→ **DIRECTIVE**:
Go through the data below and gather each line containing "method".

########################################

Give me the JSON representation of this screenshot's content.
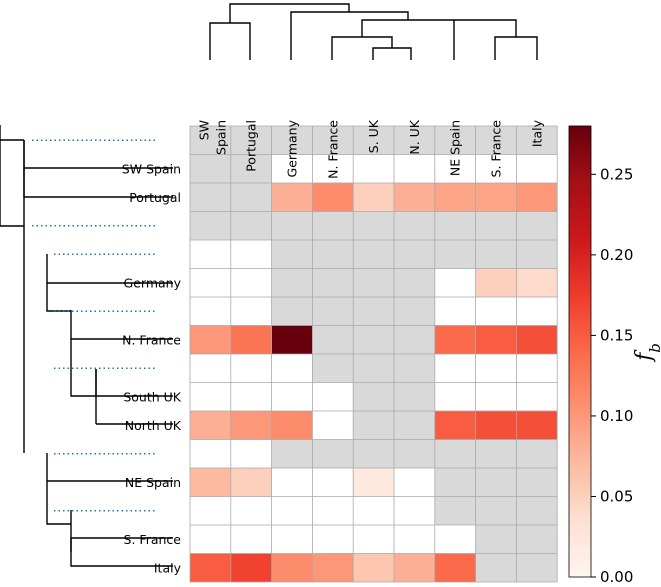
{
  "chart_data": {
    "type": "heatmap",
    "colormap": "Reds",
    "column_labels": [
      [
        "SW",
        "Spain"
      ],
      [
        "Portugal"
      ],
      [
        "Germany"
      ],
      [
        "N. France"
      ],
      [
        "S. UK"
      ],
      [
        "N. UK"
      ],
      [
        "NE Spain"
      ],
      [
        "S. France"
      ],
      [
        "Italy"
      ]
    ],
    "row_labels": [
      "",
      "SW Spain",
      "Portugal",
      "",
      "",
      "Germany",
      "",
      "N. France",
      "",
      "South UK",
      "North UK",
      "",
      "NE Spain",
      "",
      "S. France",
      "Italy"
    ],
    "values": [
      [
        null,
        null,
        null,
        null,
        null,
        null,
        null,
        null,
        null
      ],
      [
        null,
        null,
        0,
        0,
        0,
        0,
        0,
        0,
        0
      ],
      [
        null,
        null,
        0.08,
        0.11,
        0.05,
        0.08,
        0.09,
        0.09,
        0.1
      ],
      [
        null,
        null,
        null,
        null,
        null,
        null,
        null,
        null,
        null
      ],
      [
        0,
        0,
        null,
        null,
        null,
        null,
        null,
        null,
        null
      ],
      [
        0,
        0,
        null,
        null,
        null,
        null,
        0,
        0.05,
        0.04
      ],
      [
        0,
        0,
        null,
        null,
        null,
        null,
        0,
        0,
        0
      ],
      [
        0.1,
        0.13,
        0.28,
        null,
        null,
        null,
        0.14,
        0.15,
        0.16
      ],
      [
        0,
        0,
        0,
        null,
        null,
        null,
        0,
        0,
        0
      ],
      [
        0,
        0,
        0,
        0,
        null,
        null,
        0,
        0,
        0
      ],
      [
        0.08,
        0.1,
        0.11,
        0,
        null,
        null,
        0.15,
        0.16,
        0.16
      ],
      [
        0,
        0,
        null,
        null,
        null,
        null,
        null,
        null,
        null
      ],
      [
        0.07,
        0.05,
        0,
        0,
        0.02,
        0,
        null,
        null,
        null
      ],
      [
        0,
        0,
        0,
        0,
        0,
        0,
        null,
        null,
        null
      ],
      [
        0,
        0,
        0,
        0,
        0,
        0,
        0,
        null,
        null
      ],
      [
        0.15,
        0.17,
        0.11,
        0.1,
        0.06,
        0.08,
        0.14,
        null,
        null
      ]
    ],
    "colorbar": {
      "label": "f_b",
      "label_main": "f",
      "label_sub": "b",
      "range": [
        0,
        0.28
      ],
      "ticks": [
        0.0,
        0.05,
        0.1,
        0.15,
        0.2,
        0.25
      ],
      "tick_labels": [
        "0.00",
        "0.05",
        "0.10",
        "0.15",
        "0.20",
        "0.25"
      ]
    },
    "colors": {
      "masked": "#d9d9d9",
      "grid": "#a9a9a9",
      "dendrogram": "#000000",
      "guide": "#1f77b4"
    }
  }
}
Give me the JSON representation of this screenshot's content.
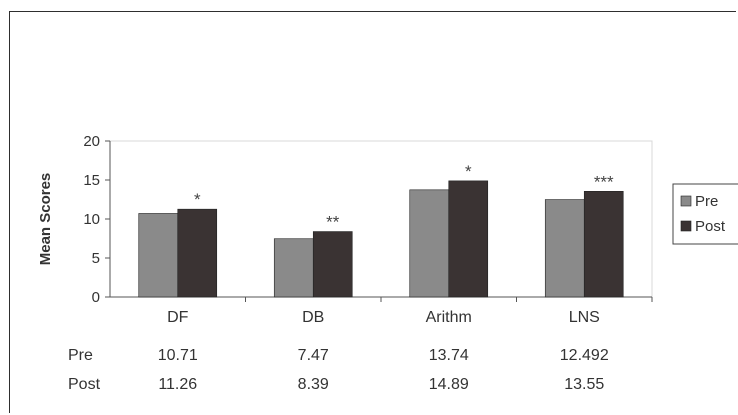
{
  "chart_data": {
    "type": "bar",
    "ylabel": "Mean Scores",
    "xlabel": "",
    "ylim": [
      0,
      20
    ],
    "yticks": [
      "0",
      "5",
      "10",
      "15",
      "20"
    ],
    "categories": [
      "DF",
      "DB",
      "Arithm",
      "LNS"
    ],
    "series": [
      {
        "name": "Pre",
        "values": [
          10.71,
          7.47,
          13.74,
          12.492
        ],
        "color": "#8a8a8a"
      },
      {
        "name": "Post",
        "values": [
          11.26,
          8.39,
          14.89,
          13.55
        ],
        "color": "#3a3333"
      }
    ],
    "significance": [
      "*",
      "**",
      "*",
      "***"
    ],
    "table": {
      "rows": [
        {
          "label": "Pre",
          "values": [
            "10.71",
            "7.47",
            "13.74",
            "12.492"
          ]
        },
        {
          "label": "Post",
          "values": [
            "11.26",
            "8.39",
            "14.89",
            "13.55"
          ]
        }
      ]
    },
    "legend_position": "right",
    "grid": false
  }
}
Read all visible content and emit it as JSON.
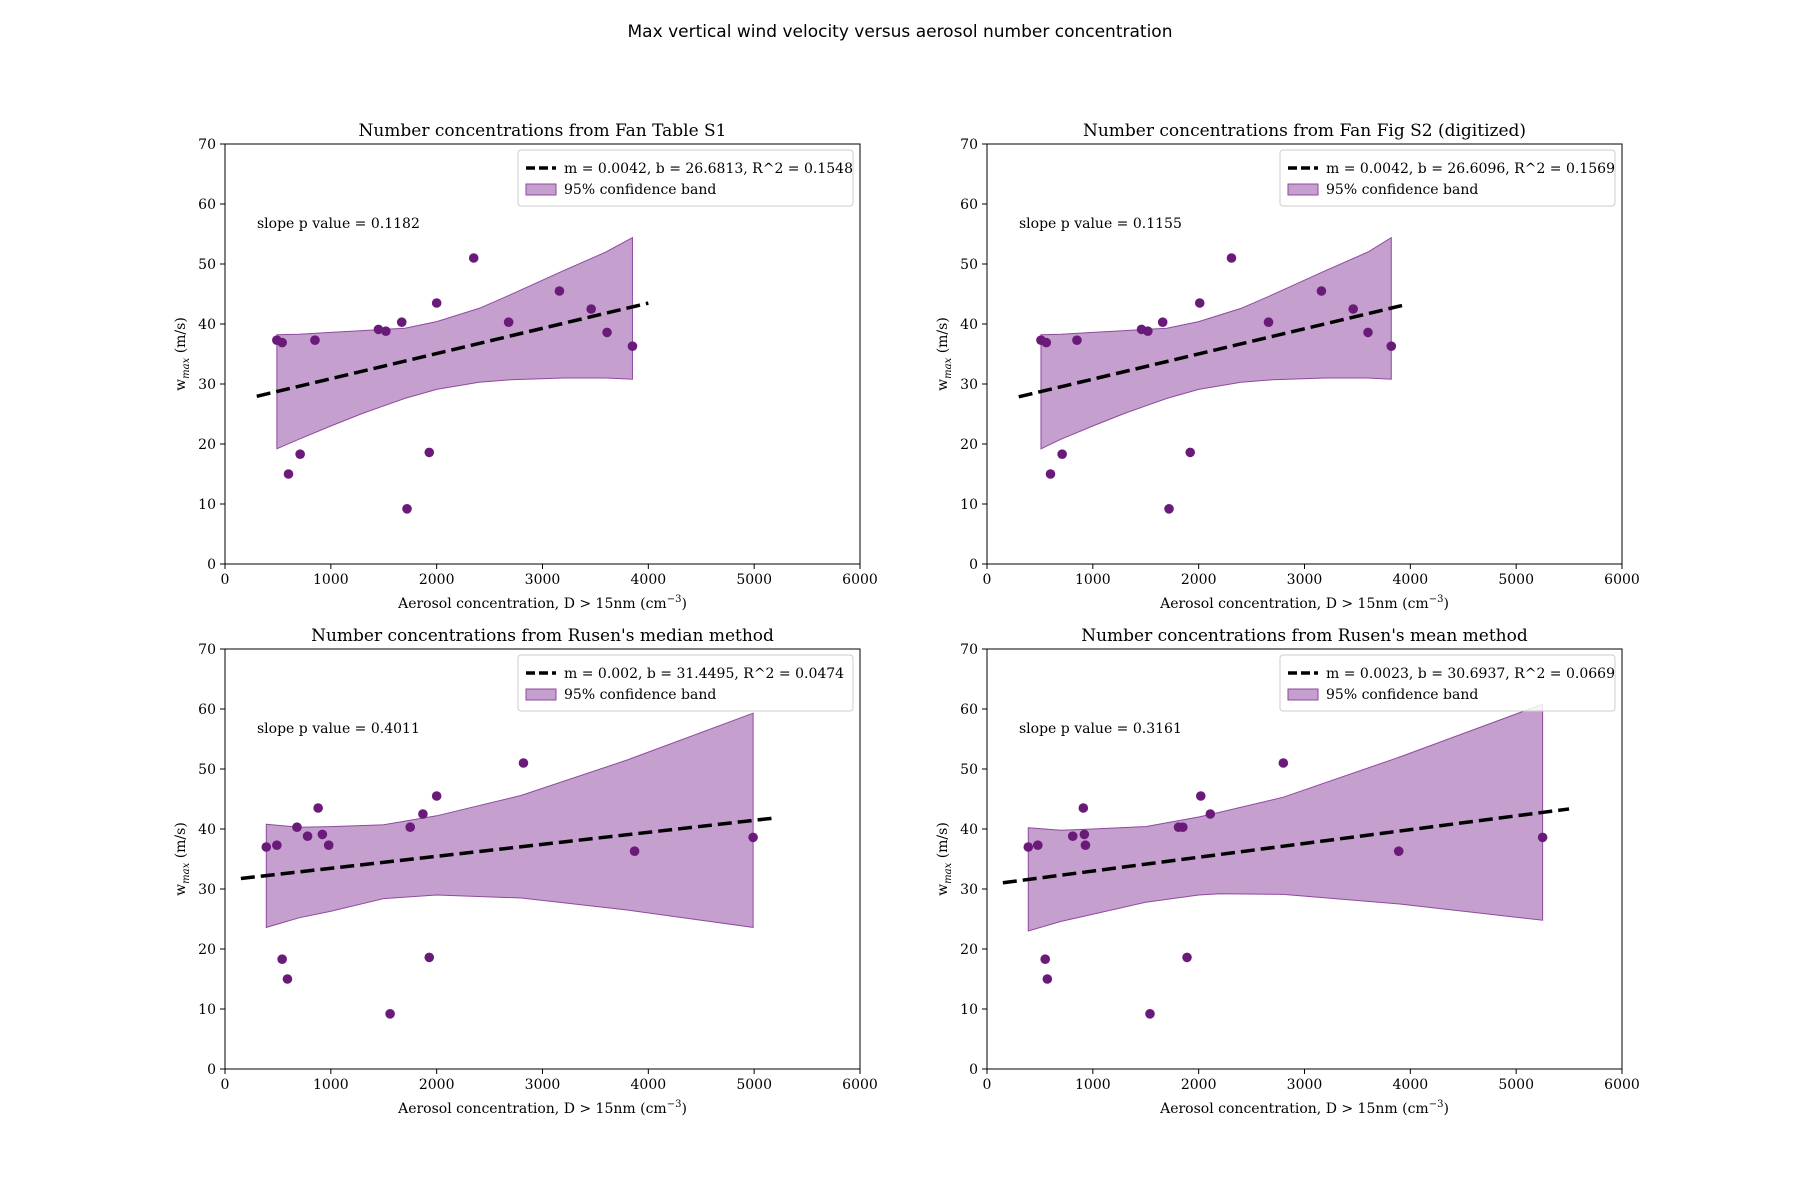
{
  "figure_title": "Max vertical wind velocity versus aerosol number concentration",
  "colors": {
    "points": "#6a1b7a",
    "band_fill": "#a66cb3",
    "band_edge": "#8e4a9e",
    "fit_line": "#000000"
  },
  "chart_data": [
    {
      "type": "scatter",
      "title": "Number concentrations from Fan Table S1",
      "xlabel": "Aerosol concentration, D > 15nm (cm",
      "xlabel_sup": "−3",
      "xlabel_end": ")",
      "ylabel": "w",
      "ylabel_sub": "max",
      "ylabel_end": " (m/s)",
      "xlim": [
        0,
        6000
      ],
      "ylim": [
        0,
        70
      ],
      "xticks": [
        0,
        1000,
        2000,
        3000,
        4000,
        5000,
        6000
      ],
      "yticks": [
        0,
        10,
        20,
        30,
        40,
        50,
        60,
        70
      ],
      "fit": {
        "m": 0.0042,
        "b": 26.6813,
        "x_range": [
          300,
          4000
        ]
      },
      "legend": {
        "placement": "top-right",
        "fit_label": "m = 0.0042, b = 26.6813, R^2 = 0.1548",
        "band_label": "95% confidence band"
      },
      "annotation": "slope p value = 0.1182",
      "band": {
        "x": [
          490,
          700,
          1000,
          1300,
          1700,
          2000,
          2400,
          2700,
          3200,
          3600,
          3850
        ],
        "upper": [
          38.2,
          38.3,
          38.6,
          38.9,
          39.3,
          40.4,
          42.6,
          44.9,
          48.9,
          52.0,
          54.4
        ],
        "lower": [
          19.2,
          20.8,
          23.0,
          25.1,
          27.6,
          29.1,
          30.3,
          30.7,
          31.0,
          31.0,
          30.8
        ]
      },
      "points": {
        "x": [
          490,
          540,
          600,
          710,
          850,
          1450,
          1520,
          1670,
          1930,
          2000,
          1720,
          2350,
          2680,
          3160,
          3460,
          3610,
          3850
        ],
        "y": [
          37.3,
          36.9,
          15.0,
          18.3,
          37.3,
          39.1,
          38.8,
          40.3,
          18.6,
          43.5,
          9.2,
          51.0,
          40.3,
          45.5,
          42.5,
          38.6,
          36.3
        ]
      }
    },
    {
      "type": "scatter",
      "title": "Number concentrations from Fan Fig S2 (digitized)",
      "xlabel": "Aerosol concentration, D > 15nm (cm",
      "xlabel_sup": "−3",
      "xlabel_end": ")",
      "ylabel": "w",
      "ylabel_sub": "max",
      "ylabel_end": " (m/s)",
      "xlim": [
        0,
        6000
      ],
      "ylim": [
        0,
        70
      ],
      "xticks": [
        0,
        1000,
        2000,
        3000,
        4000,
        5000,
        6000
      ],
      "yticks": [
        0,
        10,
        20,
        30,
        40,
        50,
        60,
        70
      ],
      "fit": {
        "m": 0.0042,
        "b": 26.6096,
        "x_range": [
          300,
          3950
        ]
      },
      "legend": {
        "placement": "top-right",
        "fit_label": "m = 0.0042, b = 26.6096, R^2 = 0.1569",
        "band_label": "95% confidence band"
      },
      "annotation": "slope p value = 0.1155",
      "band": {
        "x": [
          510,
          700,
          1000,
          1300,
          1700,
          2000,
          2400,
          2700,
          3200,
          3600,
          3820
        ],
        "upper": [
          38.2,
          38.3,
          38.6,
          38.9,
          39.3,
          40.4,
          42.6,
          44.9,
          48.9,
          52.0,
          54.4
        ],
        "lower": [
          19.2,
          20.8,
          23.0,
          25.1,
          27.6,
          29.1,
          30.3,
          30.7,
          31.0,
          31.0,
          30.8
        ]
      },
      "points": {
        "x": [
          510,
          560,
          600,
          710,
          850,
          1460,
          1520,
          1660,
          1920,
          2010,
          1720,
          2310,
          2660,
          3160,
          3460,
          3600,
          3820
        ],
        "y": [
          37.3,
          36.9,
          15.0,
          18.3,
          37.3,
          39.1,
          38.8,
          40.3,
          18.6,
          43.5,
          9.2,
          51.0,
          40.3,
          45.5,
          42.5,
          38.6,
          36.3
        ]
      }
    },
    {
      "type": "scatter",
      "title": "Number concentrations from Rusen's median method",
      "xlabel": "Aerosol concentration, D > 15nm (cm",
      "xlabel_sup": "−3",
      "xlabel_end": ")",
      "ylabel": "w",
      "ylabel_sub": "max",
      "ylabel_end": " (m/s)",
      "xlim": [
        0,
        6000
      ],
      "ylim": [
        0,
        70
      ],
      "xticks": [
        0,
        1000,
        2000,
        3000,
        4000,
        5000,
        6000
      ],
      "yticks": [
        0,
        10,
        20,
        30,
        40,
        50,
        60,
        70
      ],
      "fit": {
        "m": 0.002,
        "b": 31.4495,
        "x_range": [
          150,
          5200
        ]
      },
      "legend": {
        "placement": "top-right",
        "fit_label": "m = 0.002, b = 31.4495, R^2 = 0.0474",
        "band_label": "95% confidence band"
      },
      "annotation": "slope p value = 0.4011",
      "band": {
        "x": [
          390,
          700,
          1000,
          1500,
          2000,
          2800,
          3800,
          4990
        ],
        "upper": [
          40.8,
          40.3,
          40.4,
          40.7,
          42.2,
          45.6,
          51.5,
          59.3
        ],
        "lower": [
          23.6,
          25.2,
          26.3,
          28.4,
          29.0,
          28.5,
          26.5,
          23.6
        ]
      },
      "points": {
        "x": [
          390,
          490,
          540,
          590,
          680,
          780,
          880,
          920,
          980,
          1560,
          1750,
          1870,
          1930,
          2000,
          2820,
          3870,
          4990
        ],
        "y": [
          37.0,
          37.3,
          18.3,
          15.0,
          40.3,
          38.8,
          43.5,
          39.1,
          37.3,
          9.2,
          40.3,
          42.5,
          18.6,
          45.5,
          51.0,
          36.3,
          38.6
        ]
      }
    },
    {
      "type": "scatter",
      "title": "Number concentrations from Rusen's mean method",
      "xlabel": "Aerosol concentration, D > 15nm (cm",
      "xlabel_sup": "−3",
      "xlabel_end": ")",
      "ylabel": "w",
      "ylabel_sub": "max",
      "ylabel_end": " (m/s)",
      "xlim": [
        0,
        6000
      ],
      "ylim": [
        0,
        70
      ],
      "xticks": [
        0,
        1000,
        2000,
        3000,
        4000,
        5000,
        6000
      ],
      "yticks": [
        0,
        10,
        20,
        30,
        40,
        50,
        60,
        70
      ],
      "fit": {
        "m": 0.0023,
        "b": 30.6937,
        "x_range": [
          150,
          5500
        ]
      },
      "legend": {
        "placement": "top-right",
        "fit_label": "m = 0.0023, b = 30.6937, R^2 = 0.0669",
        "band_label": "95% confidence band"
      },
      "annotation": "slope p value = 0.3161",
      "band": {
        "x": [
          390,
          700,
          1000,
          1500,
          2000,
          2200,
          2800,
          3900,
          5250
        ],
        "upper": [
          40.2,
          39.8,
          40.0,
          40.4,
          42.0,
          42.8,
          45.3,
          52.0,
          60.8
        ],
        "lower": [
          23.0,
          24.6,
          25.8,
          27.8,
          29.0,
          29.2,
          29.1,
          27.5,
          24.8
        ]
      },
      "points": {
        "x": [
          390,
          480,
          550,
          570,
          810,
          910,
          920,
          930,
          1540,
          1810,
          1850,
          1890,
          2020,
          2110,
          2800,
          3890,
          5250
        ],
        "y": [
          37.0,
          37.3,
          18.3,
          15.0,
          38.8,
          43.5,
          39.1,
          37.3,
          9.2,
          40.3,
          40.3,
          18.6,
          45.5,
          42.5,
          51.0,
          36.3,
          38.6
        ]
      }
    }
  ]
}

########################################

→ **TASK RESULT**:
      "title": "Number concentrations from Rusen's median method",
      "title": "Number concentrations from Rusen's mean method",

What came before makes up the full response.